TEXT TO READ:
Question

A uniform solid sphere of radius r = 0.490 m and mass m = 13.5 kg turns counterclockwise about a vertical axis through its center (when viewed from above). Find its vector angular momentum about this axis when its angular speed is 2.9 rad/s.

Answer 1

Vector angular momentum about this axis of the sphere is:

L= 3.76
`\hat k` kg-m²/sec

Step-by-step explanation:

The formula for the moment of inertia of a sphere is:

`I=(2)/(5)* MR^2`

Given:

Mass of the sphere = 13.5 kg

Radius of the sphere = 0.490 m

Thus, moment of inertia :

`I=(2)/(5)* 13.5* (0.490)^2 kg\ m^2`

`I=1.29654 kg\ m^2`

The expression for the angular momentum is:

L=I×ω

Given:

Angular speed(ω) = 2.9 rad/s

I, above calculated = 1.29654 kgm⁻²

Thus, angular momentum is:

L= 1.29654×2.9 kg-m²/sec

L= 3.76 kg-m²/sec

Given, the sphere is turning counterclockwise about the vertical axis. Thus, the direction of the angular momentum will be on the upper side of the plane. (
`+\hat k` ).

Thus, angular momentum with direction is:

L= 3.76
`\hat k` kg-m²/sec

WRITTEN PROBLEM A: Express the dataset rows as a JSON list of strings, one string per row, starting with the first row and going on through the row that contains "macd-histogram-bar (361, 978, 368, 983)".
These rows are unrelated to the text above.

(Rows from a dataset)
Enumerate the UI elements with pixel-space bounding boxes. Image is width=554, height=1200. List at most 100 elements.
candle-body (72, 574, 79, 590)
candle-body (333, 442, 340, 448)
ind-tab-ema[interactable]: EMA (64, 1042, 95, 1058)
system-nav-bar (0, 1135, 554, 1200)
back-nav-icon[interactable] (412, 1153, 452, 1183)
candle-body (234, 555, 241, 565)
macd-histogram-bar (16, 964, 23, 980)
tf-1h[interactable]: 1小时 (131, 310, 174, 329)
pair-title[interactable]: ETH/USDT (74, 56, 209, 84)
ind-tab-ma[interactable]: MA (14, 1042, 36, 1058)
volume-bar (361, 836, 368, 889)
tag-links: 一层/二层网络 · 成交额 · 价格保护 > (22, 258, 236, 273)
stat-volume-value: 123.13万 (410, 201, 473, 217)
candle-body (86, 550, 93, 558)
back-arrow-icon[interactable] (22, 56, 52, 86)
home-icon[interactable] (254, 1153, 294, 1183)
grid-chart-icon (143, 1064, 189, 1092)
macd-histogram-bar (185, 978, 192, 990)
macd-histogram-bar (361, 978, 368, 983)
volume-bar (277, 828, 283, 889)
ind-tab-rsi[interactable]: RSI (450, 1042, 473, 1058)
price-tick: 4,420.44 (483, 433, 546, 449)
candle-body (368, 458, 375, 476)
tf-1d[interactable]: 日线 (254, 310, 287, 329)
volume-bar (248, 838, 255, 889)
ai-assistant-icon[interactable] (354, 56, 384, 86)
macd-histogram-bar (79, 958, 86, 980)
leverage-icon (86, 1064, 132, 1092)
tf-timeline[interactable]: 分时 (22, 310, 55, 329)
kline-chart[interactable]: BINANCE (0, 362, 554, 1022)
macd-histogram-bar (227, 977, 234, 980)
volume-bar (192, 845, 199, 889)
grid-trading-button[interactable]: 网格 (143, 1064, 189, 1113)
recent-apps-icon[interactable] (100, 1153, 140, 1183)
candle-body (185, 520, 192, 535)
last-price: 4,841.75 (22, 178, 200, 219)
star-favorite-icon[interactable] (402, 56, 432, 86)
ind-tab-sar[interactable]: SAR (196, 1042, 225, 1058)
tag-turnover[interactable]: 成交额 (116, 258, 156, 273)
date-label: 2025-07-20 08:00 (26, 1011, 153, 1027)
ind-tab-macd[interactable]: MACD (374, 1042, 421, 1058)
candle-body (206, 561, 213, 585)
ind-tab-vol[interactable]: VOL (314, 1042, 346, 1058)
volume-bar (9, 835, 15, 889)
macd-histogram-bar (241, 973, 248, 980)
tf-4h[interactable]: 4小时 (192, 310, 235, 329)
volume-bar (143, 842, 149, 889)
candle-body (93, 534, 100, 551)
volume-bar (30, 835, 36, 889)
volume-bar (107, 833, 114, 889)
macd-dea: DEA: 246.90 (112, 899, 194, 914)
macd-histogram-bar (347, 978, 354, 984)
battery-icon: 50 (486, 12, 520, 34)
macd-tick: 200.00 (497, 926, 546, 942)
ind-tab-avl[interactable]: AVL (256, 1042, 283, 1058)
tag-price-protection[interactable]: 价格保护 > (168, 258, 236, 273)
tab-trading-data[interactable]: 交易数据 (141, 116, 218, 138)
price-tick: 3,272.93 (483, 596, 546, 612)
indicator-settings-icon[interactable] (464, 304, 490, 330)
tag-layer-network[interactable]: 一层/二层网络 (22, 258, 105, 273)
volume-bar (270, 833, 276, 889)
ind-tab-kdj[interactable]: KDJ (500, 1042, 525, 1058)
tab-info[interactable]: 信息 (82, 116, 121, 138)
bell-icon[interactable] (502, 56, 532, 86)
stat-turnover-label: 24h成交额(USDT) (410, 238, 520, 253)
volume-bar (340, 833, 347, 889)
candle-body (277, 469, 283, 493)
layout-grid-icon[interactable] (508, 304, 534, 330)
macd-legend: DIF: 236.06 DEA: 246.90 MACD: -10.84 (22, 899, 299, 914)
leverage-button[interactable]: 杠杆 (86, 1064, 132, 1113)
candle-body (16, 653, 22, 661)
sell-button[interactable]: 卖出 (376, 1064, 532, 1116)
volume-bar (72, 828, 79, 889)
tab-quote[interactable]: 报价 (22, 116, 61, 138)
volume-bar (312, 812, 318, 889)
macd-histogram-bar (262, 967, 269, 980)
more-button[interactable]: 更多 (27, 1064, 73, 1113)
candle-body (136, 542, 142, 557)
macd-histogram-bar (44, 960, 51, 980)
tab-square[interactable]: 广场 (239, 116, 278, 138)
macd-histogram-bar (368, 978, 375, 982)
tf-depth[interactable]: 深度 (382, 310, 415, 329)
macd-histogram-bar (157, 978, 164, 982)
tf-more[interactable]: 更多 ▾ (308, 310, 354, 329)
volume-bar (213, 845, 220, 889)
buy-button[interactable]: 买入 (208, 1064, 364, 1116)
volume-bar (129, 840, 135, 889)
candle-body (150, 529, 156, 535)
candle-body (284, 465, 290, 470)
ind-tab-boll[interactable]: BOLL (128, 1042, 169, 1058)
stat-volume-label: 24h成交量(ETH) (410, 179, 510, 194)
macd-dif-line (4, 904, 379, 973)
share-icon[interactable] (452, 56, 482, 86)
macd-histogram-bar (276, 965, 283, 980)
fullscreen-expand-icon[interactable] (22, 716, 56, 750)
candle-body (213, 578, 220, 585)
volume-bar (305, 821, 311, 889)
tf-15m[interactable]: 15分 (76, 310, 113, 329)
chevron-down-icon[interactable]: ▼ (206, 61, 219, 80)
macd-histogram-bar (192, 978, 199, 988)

WRITTEN PROBLEM B:
Answer these questions about the sphere problem:
(i) What is the mass of the sphere?
(ii) What expression for the angular momentum does the solution use?
(iii) In which direction does the solution say the angular momentum points?

EXERCISE OUTPUT A:
[
  "Enumerate the UI elements with pixel-space bounding boxes. Image is width=554, height=1200. List at most 100 elements.",
  "candle-body (72, 574, 79, 590)",
  "candle-body (333, 442, 340, 448)",
  "ind-tab-ema[interactable]: EMA (64, 1042, 95, 1058)",
  "system-nav-bar (0, 1135, 554, 1200)",
  "back-nav-icon[interactable] (412, 1153, 452, 1183)",
  "candle-body (234, 555, 241, 565)",
  "macd-histogram-bar (16, 964, 23, 980)",
  "tf-1h[interactable]: 1小时 (131, 310, 174, 329)",
  "pair-title[interactable]: ETH/USDT (74, 56, 209, 84)",
  "ind-tab-ma[interactable]: MA (14, 1042, 36, 1058)",
  "volume-bar (361, 836, 368, 889)",
  "tag-links: 一层/二层网络 · 成交额 · 价格保护 > (22, 258, 236, 273)",
  "stat-volume-value: 123.13万 (410, 201, 473, 217)",
  "candle-body (86, 550, 93, 558)",
  "back-arrow-icon[interactable] (22, 56, 52, 86)",
  "home-icon[interactable] (254, 1153, 294, 1183)",
  "grid-chart-icon (143, 1064, 189, 1092)",
  "macd-histogram-bar (185, 978, 192, 990)",
  "macd-histogram-bar (361, 978, 368, 983)"
]

EXERCISE OUTPUT B:
(i) 13.5 kg
(ii) L=I×ω
(iii) On the upper side of the plane, +k̂